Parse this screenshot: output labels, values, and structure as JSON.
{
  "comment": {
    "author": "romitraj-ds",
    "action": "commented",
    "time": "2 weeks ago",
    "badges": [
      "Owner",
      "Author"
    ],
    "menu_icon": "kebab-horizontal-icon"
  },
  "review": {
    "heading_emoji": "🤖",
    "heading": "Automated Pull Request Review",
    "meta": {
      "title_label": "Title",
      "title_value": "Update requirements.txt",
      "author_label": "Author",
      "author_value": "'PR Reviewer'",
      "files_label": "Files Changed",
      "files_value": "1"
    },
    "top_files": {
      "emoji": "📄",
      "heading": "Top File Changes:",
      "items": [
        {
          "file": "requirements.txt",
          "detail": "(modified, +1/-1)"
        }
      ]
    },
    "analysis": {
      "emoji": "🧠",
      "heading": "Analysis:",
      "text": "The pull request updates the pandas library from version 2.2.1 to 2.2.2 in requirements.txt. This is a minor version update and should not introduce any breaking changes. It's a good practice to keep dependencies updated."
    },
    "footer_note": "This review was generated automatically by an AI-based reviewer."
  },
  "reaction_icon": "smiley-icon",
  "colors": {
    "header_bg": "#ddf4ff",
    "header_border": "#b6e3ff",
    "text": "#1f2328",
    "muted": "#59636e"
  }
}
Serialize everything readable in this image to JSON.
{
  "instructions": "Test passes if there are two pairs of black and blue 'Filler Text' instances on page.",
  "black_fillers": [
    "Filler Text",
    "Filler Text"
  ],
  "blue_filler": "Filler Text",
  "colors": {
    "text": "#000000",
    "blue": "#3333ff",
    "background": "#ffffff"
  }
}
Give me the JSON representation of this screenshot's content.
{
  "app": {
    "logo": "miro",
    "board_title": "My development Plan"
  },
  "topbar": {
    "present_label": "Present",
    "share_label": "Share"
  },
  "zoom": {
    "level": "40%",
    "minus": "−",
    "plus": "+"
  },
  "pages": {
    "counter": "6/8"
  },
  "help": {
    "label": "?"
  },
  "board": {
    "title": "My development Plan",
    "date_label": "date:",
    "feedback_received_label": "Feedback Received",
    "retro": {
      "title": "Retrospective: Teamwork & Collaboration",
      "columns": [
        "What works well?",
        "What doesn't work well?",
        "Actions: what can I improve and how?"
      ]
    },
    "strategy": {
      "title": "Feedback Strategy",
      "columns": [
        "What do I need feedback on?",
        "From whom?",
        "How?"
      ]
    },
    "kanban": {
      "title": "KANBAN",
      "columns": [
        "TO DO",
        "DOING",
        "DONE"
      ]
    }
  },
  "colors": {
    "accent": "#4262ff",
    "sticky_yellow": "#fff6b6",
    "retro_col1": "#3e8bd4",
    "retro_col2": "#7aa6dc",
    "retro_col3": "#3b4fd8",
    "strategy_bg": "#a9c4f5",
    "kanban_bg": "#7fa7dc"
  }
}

######

**EXERCISE OBJECTIVE**
Select and copy every line of the listing with the word "Plan".

**ANSWER**
    "board_title": "My development Plan"
    "title": "My development Plan",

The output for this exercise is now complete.